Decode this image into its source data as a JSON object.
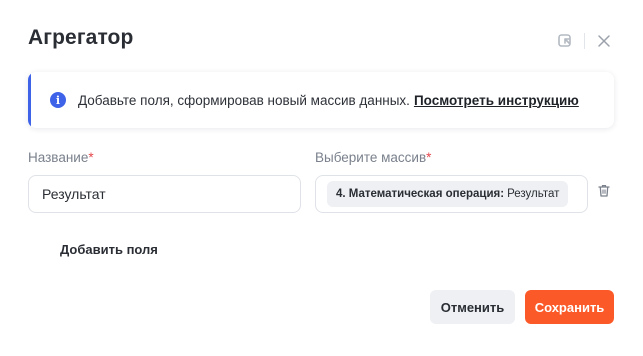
{
  "dialog": {
    "title": "Агрегатор"
  },
  "info": {
    "text": "Добавьте поля, сформировав новый массив данных.",
    "link": "Посмотреть инструкцию",
    "accent_color": "#3e63e8"
  },
  "form": {
    "name_label": "Название",
    "name_required": "*",
    "name_value": "Результат",
    "array_label": "Выберите массив",
    "array_required": "*",
    "array_chip_bold": "4. Математическая операция:",
    "array_chip_rest": "Результат"
  },
  "actions": {
    "add_fields": "Добавить поля",
    "cancel": "Отменить",
    "save": "Сохранить",
    "save_color": "#fb5a28"
  },
  "icons": {
    "minimize": "collapse-icon",
    "close": "close-icon",
    "info": "info-icon",
    "delete": "trash-icon"
  }
}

——

### Problem description
Reproduce all of the entries word for word, skipping any pictures they hold.

### Final result
Decode this image into its source data as a JSON object.
{
  "dialog": {
    "title": "Агрегатор"
  },
  "info": {
    "text": "Добавьте поля, сформировав новый массив данных.",
    "link": "Посмотреть инструкцию",
    "accent_color": "#3e63e8"
  },
  "form": {
    "name_label": "Название",
    "name_required": "*",
    "name_value": "Результат",
    "array_label": "Выберите массив",
    "array_required": "*",
    "array_chip_bold": "4. Математическая операция:",
    "array_chip_rest": "Результат"
  },
  "actions": {
    "add_fields": "Добавить поля",
    "cancel": "Отменить",
    "save": "Сохранить",
    "save_color": "#fb5a28"
  },
  "icons": {
    "minimize": "collapse-icon",
    "close": "close-icon",
    "info": "info-icon",
    "delete": "trash-icon"
  }
}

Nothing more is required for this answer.